▶ [Work instructions]
Render the listing as a Markdown table with the columns "Row" and "Line," starting at the first line and ending at the line that contains "satellite-map-graphic xyxy=(741,224,1222,521)", with both ends included and blank lines left out.

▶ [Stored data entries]

-- BEGIN --

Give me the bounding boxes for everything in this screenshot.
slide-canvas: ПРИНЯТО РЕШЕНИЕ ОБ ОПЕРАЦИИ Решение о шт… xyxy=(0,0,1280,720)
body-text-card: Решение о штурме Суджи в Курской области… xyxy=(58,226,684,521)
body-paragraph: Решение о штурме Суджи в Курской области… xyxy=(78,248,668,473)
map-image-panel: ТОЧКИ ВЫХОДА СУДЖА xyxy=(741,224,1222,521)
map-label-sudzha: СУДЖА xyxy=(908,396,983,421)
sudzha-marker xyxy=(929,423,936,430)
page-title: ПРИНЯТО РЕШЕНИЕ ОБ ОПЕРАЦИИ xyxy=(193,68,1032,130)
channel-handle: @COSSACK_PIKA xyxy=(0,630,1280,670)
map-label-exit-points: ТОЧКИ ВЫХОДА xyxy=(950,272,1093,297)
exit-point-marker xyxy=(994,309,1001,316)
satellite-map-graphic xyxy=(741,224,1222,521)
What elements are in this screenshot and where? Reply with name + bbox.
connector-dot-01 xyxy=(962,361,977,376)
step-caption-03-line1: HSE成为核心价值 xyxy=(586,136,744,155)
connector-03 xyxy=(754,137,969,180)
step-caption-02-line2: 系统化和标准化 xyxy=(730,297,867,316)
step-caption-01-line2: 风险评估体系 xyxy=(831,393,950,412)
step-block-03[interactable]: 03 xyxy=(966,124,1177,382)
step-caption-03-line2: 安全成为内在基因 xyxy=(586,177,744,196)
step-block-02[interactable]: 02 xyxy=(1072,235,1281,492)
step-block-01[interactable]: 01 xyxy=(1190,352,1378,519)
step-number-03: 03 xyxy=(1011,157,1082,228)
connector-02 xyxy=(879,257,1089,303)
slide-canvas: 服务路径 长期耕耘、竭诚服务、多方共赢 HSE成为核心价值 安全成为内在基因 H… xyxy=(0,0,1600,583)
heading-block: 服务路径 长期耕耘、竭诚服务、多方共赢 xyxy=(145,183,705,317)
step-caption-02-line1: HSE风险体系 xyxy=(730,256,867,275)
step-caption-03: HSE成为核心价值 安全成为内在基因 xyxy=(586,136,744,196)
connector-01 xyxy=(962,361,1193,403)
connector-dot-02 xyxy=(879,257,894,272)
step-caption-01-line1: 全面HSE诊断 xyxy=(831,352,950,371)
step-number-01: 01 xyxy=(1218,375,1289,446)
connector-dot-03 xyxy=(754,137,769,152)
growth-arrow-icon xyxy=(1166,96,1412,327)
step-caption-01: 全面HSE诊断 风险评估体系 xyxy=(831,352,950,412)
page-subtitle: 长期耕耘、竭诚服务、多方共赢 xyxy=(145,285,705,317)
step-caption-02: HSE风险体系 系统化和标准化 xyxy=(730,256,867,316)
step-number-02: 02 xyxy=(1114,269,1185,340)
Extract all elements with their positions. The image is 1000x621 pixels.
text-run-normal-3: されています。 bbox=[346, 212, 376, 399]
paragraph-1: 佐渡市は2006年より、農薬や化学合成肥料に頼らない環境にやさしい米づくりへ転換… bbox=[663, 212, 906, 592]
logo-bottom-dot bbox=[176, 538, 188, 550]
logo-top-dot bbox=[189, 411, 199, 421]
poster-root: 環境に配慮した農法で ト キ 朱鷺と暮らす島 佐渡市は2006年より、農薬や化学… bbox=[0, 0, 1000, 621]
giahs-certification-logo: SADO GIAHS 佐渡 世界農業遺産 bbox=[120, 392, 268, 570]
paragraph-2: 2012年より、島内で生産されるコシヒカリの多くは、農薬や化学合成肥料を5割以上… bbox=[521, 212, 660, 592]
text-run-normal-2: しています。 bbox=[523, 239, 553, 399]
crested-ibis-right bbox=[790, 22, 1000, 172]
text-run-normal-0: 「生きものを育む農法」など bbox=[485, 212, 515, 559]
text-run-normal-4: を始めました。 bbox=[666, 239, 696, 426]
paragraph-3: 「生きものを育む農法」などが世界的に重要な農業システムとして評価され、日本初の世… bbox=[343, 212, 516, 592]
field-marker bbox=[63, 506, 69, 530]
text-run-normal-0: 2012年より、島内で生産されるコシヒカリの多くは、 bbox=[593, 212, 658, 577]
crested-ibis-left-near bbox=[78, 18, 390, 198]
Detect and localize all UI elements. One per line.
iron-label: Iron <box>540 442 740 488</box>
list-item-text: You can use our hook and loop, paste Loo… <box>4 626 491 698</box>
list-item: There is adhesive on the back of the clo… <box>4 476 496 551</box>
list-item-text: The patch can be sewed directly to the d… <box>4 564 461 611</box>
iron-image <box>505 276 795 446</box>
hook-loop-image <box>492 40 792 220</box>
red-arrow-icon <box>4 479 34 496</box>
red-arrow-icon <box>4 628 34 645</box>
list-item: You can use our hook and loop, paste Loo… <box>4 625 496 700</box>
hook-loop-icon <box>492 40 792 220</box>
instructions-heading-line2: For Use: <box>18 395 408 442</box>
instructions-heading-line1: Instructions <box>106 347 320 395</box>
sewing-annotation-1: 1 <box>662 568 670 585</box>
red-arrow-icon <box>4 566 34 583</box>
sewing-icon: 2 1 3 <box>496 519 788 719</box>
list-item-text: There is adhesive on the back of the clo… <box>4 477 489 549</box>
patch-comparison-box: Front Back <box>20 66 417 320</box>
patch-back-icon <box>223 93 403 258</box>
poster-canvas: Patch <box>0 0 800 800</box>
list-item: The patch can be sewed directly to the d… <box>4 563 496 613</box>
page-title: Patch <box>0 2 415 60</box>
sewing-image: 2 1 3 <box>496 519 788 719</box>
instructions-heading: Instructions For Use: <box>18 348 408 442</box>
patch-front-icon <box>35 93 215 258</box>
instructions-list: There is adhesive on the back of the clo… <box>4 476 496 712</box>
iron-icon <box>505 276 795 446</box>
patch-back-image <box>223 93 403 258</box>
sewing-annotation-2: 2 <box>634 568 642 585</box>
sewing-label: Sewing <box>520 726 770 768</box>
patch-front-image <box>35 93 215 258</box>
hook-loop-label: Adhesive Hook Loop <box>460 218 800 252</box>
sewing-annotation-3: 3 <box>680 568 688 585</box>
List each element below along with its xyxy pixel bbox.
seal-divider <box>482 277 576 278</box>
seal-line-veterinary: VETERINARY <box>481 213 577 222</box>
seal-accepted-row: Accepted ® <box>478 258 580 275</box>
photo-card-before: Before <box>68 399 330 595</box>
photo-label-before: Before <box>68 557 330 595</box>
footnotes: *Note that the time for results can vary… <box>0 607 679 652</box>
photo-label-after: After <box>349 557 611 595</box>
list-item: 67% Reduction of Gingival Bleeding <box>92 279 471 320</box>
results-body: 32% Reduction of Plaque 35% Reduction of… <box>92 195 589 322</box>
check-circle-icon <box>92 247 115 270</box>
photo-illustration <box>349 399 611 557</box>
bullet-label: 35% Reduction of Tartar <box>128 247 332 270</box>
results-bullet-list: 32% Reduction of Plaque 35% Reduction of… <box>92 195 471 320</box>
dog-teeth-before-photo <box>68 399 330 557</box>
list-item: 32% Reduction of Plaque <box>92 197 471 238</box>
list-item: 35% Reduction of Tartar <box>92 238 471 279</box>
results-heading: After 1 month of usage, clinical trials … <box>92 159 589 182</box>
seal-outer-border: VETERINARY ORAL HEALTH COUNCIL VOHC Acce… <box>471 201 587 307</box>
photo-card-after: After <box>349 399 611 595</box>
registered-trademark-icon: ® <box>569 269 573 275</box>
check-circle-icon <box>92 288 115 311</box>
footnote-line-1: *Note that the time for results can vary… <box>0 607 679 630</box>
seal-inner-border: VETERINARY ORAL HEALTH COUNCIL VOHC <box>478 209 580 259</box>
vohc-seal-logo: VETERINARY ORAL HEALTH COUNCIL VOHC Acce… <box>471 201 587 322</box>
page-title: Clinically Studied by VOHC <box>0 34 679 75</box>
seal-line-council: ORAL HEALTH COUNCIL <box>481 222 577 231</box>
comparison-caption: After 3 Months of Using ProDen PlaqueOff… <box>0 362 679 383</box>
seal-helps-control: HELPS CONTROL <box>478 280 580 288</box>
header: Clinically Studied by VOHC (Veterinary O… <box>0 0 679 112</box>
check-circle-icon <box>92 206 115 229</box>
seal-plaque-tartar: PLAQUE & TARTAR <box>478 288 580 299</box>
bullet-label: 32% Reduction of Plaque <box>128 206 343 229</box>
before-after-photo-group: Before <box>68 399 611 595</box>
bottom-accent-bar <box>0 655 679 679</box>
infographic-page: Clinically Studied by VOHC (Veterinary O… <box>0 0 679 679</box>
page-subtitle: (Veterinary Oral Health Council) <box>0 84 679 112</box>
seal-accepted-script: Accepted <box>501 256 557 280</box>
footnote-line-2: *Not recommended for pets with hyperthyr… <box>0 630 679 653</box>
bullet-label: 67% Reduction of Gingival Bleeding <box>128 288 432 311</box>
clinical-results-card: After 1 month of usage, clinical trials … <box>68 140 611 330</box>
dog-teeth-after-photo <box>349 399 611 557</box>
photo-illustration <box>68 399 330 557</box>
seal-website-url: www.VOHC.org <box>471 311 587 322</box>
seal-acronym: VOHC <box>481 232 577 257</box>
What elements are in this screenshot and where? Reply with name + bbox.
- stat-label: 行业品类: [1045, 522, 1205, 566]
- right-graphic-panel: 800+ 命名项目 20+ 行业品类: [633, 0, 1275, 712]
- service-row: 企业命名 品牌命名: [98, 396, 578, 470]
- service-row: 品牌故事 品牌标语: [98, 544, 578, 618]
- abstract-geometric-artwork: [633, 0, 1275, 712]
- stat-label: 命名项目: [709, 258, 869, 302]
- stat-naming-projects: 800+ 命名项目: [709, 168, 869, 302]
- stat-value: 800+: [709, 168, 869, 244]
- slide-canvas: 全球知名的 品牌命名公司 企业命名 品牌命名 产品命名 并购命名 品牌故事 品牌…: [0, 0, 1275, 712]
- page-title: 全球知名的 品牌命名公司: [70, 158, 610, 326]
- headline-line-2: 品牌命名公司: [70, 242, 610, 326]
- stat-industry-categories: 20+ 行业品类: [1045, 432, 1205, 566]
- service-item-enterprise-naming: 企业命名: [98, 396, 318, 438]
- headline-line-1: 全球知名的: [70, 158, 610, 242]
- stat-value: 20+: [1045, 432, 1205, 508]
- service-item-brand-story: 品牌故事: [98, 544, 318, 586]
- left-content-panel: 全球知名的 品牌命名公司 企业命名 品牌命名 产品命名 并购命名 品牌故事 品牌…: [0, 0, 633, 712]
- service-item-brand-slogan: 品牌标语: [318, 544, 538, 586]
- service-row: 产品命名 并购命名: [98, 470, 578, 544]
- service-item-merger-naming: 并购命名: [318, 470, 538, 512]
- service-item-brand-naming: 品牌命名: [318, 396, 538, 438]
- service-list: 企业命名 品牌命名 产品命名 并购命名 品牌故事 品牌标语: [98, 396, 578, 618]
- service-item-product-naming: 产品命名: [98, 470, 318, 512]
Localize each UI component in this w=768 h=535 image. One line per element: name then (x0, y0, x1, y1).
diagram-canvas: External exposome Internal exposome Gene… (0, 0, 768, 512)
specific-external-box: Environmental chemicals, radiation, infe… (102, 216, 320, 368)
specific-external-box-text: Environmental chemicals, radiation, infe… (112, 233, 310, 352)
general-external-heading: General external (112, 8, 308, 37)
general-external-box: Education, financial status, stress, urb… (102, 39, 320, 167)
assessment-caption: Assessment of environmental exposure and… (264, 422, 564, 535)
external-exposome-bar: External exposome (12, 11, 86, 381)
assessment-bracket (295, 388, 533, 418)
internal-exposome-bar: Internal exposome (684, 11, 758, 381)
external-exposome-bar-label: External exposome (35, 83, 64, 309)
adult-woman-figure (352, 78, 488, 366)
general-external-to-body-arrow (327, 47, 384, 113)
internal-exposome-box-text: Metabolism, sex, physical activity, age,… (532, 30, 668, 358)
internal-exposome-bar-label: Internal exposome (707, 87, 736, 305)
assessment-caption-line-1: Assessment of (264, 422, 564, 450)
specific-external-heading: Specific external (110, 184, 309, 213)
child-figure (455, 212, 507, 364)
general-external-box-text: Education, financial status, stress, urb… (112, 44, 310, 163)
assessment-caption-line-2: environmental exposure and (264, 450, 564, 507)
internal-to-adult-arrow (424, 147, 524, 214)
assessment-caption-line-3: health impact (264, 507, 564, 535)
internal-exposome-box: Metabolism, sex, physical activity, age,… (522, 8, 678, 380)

-- END --

▶ [Expected answer]
| Row | Line |
|---|---|
| 1 | Give me the bounding boxes for everything in this screenshot. |
| 2 | slide-canvas: ПРИНЯТО РЕШЕНИЕ ОБ ОПЕРАЦИИ Решение о шт… xyxy=(0,0,1280,720) |
| 3 | body-text-card: Решение о штурме Суджи в Курской области… xyxy=(58,226,684,521) |
| 4 | body-paragraph: Решение о штурме Суджи в Курской области… xyxy=(78,248,668,473) |
| 5 | map-image-panel: ТОЧКИ ВЫХОДА СУДЖА xyxy=(741,224,1222,521) |
| 6 | map-label-sudzha: СУДЖА xyxy=(908,396,983,421) |
| 7 | sudzha-marker xyxy=(929,423,936,430) |
| 8 | page-title: ПРИНЯТО РЕШЕНИЕ ОБ ОПЕРАЦИИ xyxy=(193,68,1032,130) |
| 9 | channel-handle: @COSSACK_PIKA xyxy=(0,630,1280,670) |
| 10 | map-label-exit-points: ТОЧКИ ВЫХОДА xyxy=(950,272,1093,297) |
| 11 | exit-point-marker xyxy=(994,309,1001,316) |
| 12 | satellite-map-graphic xyxy=(741,224,1222,521) |